What is the number of lines containing the word "lawsuit"? Please answer with that number and nothing more.

========================================

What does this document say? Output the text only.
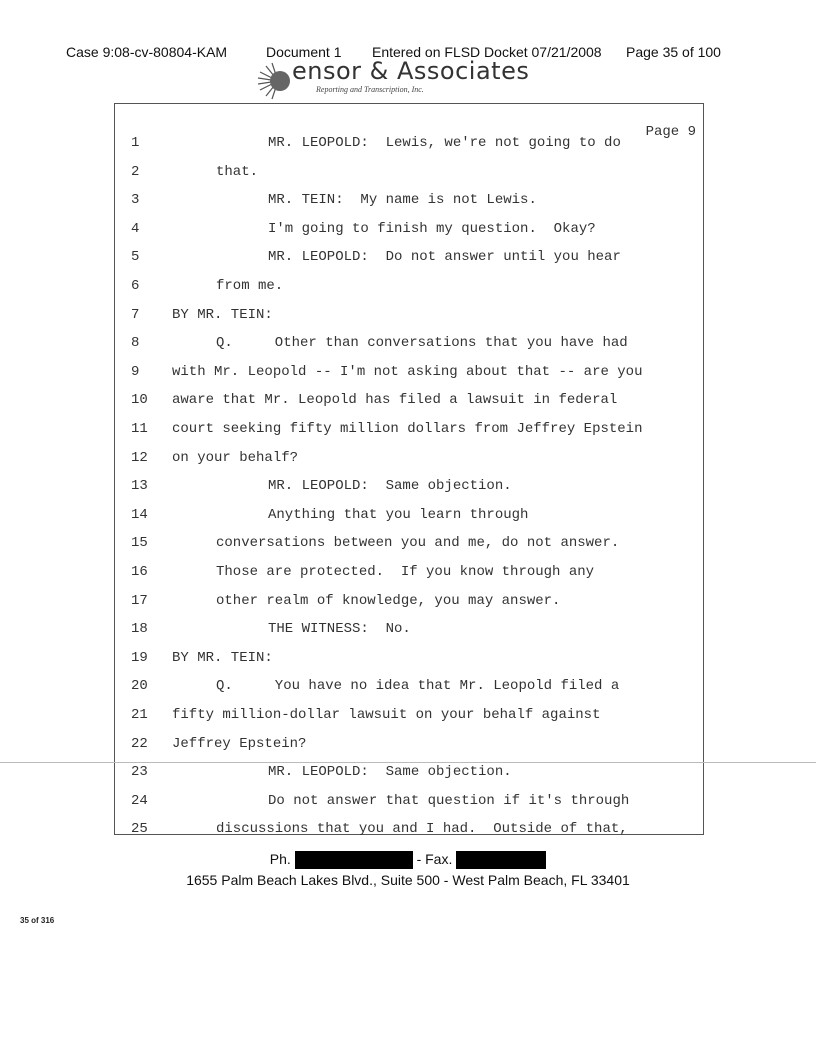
Case 9:08-cv-80804-KAM	Document 1 Entered on FLSD Docket 07/21/2008 Page 35 of 100
ensor & Associates
Reporting and Transcription, Inc.
Page 9
1	MR. LEOPOLD:  Lewis, we're not going to do
2	that.
3	MR. TEIN:  My name is not Lewis.
4	I'm going to finish my question.  Okay?
5	MR. LEOPOLD:  Do not answer until you hear
6	from me.
7	BY MR. TEIN:
8	Q.     Other than conversations that you have had
9	with Mr. Leopold -- I'm not asking about that -- are you
10	aware that Mr. Leopold has filed a lawsuit in federal
11	court seeking fifty million dollars from Jeffrey Epstein
12	on your behalf?
13	MR. LEOPOLD:  Same objection.
14	Anything that you learn through
15	conversations between you and me, do not answer.
16	Those are protected.  If you know through any
17	other realm of knowledge, you may answer.
18	THE WITNESS:  No.
19	BY MR. TEIN:
20	Q.     You have no idea that Mr. Leopold filed a
21	fifty million-dollar lawsuit on your behalf against
22	Jeffrey Epstein?
23	MR. LEOPOLD:  Same objection.
24	Do not answer that question if it's through
25	discussions that you and I had.  Outside of that,
Ph.	- Fax.
1655 Palm Beach Lakes Blvd., Suite 500 - West Palm Beach, FL 33401
35 of 316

========================================

# RESPONSE TO THE EXERCISE
2